_Short problem:_
Copy every line that mentions the word "política".

Stored records
++++++

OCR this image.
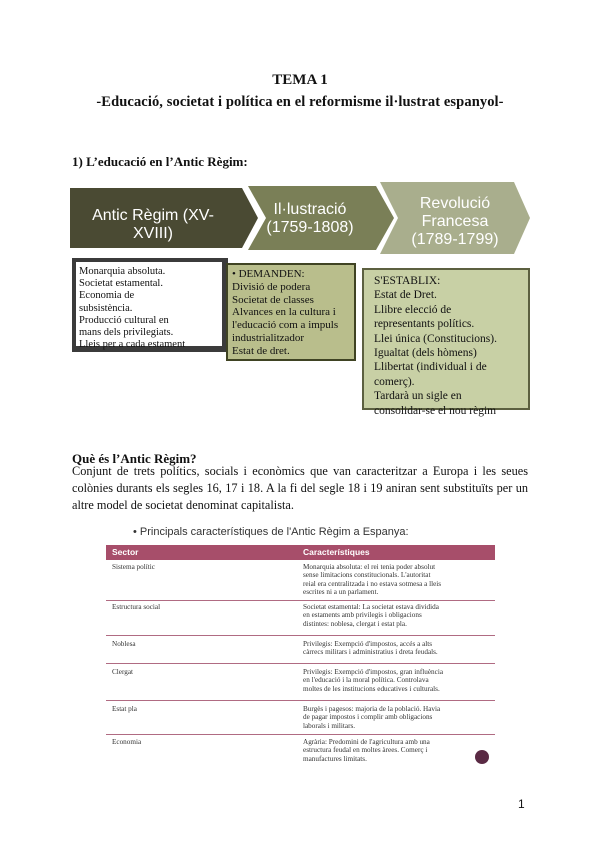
TEMA 1
-Educació, societat i política en el reformisme il·lustrat espanyol-
1) L’educació en l’Antic Règim:
Antic Règim (XV-
XVIII)
Il·lustració
(1759-1808)
Revolució
Francesa
(1789-1799)
Monarquia absoluta.
Societat estamental.
Economia de
subsistència.
Producció cultural en
mans dels privilegiats.
Lleis per a cada estament
• DEMANDEN:
Divisió de podera
Societat de classes
Alvances en la cultura i
l'educació com a impuls
industrialitzador
Estat de dret.
S'ESTABLIX:
Estat de Dret.
Llibre elecció de
representants polítics.
Llei única (Constitucions).
Igualtat (dels hòmens)
Llibertat (individual i de
comerç).
Tardarà un sigle en
consolidar-se el nou règim
Què és l’Antic Règim?
Conjunt de trets polítics, socials i econòmics que van caracteritzar a Europa i les seues colònies durants els segles 16, 17 i 18. A la fi del segle 18 i 19 aniran sent substituïts per un altre model de societat denominat capitalista.
• Principals característiques de l'Antic Règim a Espanya:
Sector	Característiques
Sistema polític	Monarquia absoluta: el rei tenia poder absolut
sense limitacions constitucionals. L'autoritat
reial era centralitzada i no estava sotmesa a lleis
escrites ni a un parlament.
Estructura social	Societat estamental: La societat estava dividida
en estaments amb privilegis i obligacions
distintes: noblesa, clergat i estat pla.
Noblesa	Privilegis: Exempció d'impostos, accés a alts
càrrecs militars i administratius i dreta feudals.
Clergat	Privilegis: Exempció d'impostos, gran influència
en l'educació i la moral política. Controlava
moltes de les institucions educatives i culturals.
Estat pla	Burgès i pagesos: majoria de la població. Havia
de pagar impostos i complir amb obligacions
laborals i militars.
Economia	Agrària: Predomini de l'agricultura amb una
estructura feudal en moltes àrees. Comerç i
manufactures limitats.
1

++++++

_Reply to the exercise:_
-Educació, societat i política en el reformisme il·lustrat espanyol-
en l'educació i la moral política. Controlava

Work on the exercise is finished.